BEGIN Task data
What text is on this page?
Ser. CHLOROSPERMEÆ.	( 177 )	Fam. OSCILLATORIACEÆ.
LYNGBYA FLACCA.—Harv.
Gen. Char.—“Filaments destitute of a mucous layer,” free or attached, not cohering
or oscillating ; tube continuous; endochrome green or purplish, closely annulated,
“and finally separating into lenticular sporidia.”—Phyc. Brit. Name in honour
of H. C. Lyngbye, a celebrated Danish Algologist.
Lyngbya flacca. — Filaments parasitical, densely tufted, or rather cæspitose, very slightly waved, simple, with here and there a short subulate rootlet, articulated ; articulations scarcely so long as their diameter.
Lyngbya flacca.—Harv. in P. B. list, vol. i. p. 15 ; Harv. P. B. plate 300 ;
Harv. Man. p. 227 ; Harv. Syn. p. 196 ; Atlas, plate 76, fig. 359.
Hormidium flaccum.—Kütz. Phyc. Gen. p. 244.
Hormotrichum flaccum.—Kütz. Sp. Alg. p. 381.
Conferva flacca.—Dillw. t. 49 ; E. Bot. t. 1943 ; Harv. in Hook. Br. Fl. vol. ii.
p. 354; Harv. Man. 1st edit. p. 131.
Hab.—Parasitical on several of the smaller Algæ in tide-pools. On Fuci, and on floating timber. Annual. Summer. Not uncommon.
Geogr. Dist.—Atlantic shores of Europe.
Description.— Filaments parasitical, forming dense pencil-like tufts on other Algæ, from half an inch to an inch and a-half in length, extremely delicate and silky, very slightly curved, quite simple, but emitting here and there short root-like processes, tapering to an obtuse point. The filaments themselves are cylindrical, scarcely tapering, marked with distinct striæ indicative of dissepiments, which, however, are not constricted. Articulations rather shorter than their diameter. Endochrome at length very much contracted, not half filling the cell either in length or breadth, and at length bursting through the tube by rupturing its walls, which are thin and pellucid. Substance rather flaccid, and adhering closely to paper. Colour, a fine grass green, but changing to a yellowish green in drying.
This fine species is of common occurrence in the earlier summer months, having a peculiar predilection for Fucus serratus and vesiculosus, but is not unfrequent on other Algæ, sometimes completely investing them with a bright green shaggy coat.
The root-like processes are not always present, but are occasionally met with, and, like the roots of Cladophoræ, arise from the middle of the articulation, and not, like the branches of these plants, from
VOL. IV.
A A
END Task data
◆ **Prompt**:
Pull out each line of the listing that holds the string "Harv".

◆ **Output of the exercise**:
LYNGBYA FLACCA.—Harv.
Lyngbya flacca.—Harv. in P. B. list, vol. i. p. 15 ; Harv. P. B. plate 300 ;
Harv. Man. p. 227 ; Harv. Syn. p. 196 ; Atlas, plate 76, fig. 359.
Conferva flacca.—Dillw. t. 49 ; E. Bot. t. 1943 ; Harv. in Hook. Br. Fl. vol. ii.
p. 354; Harv. Man. 1st edit. p. 131.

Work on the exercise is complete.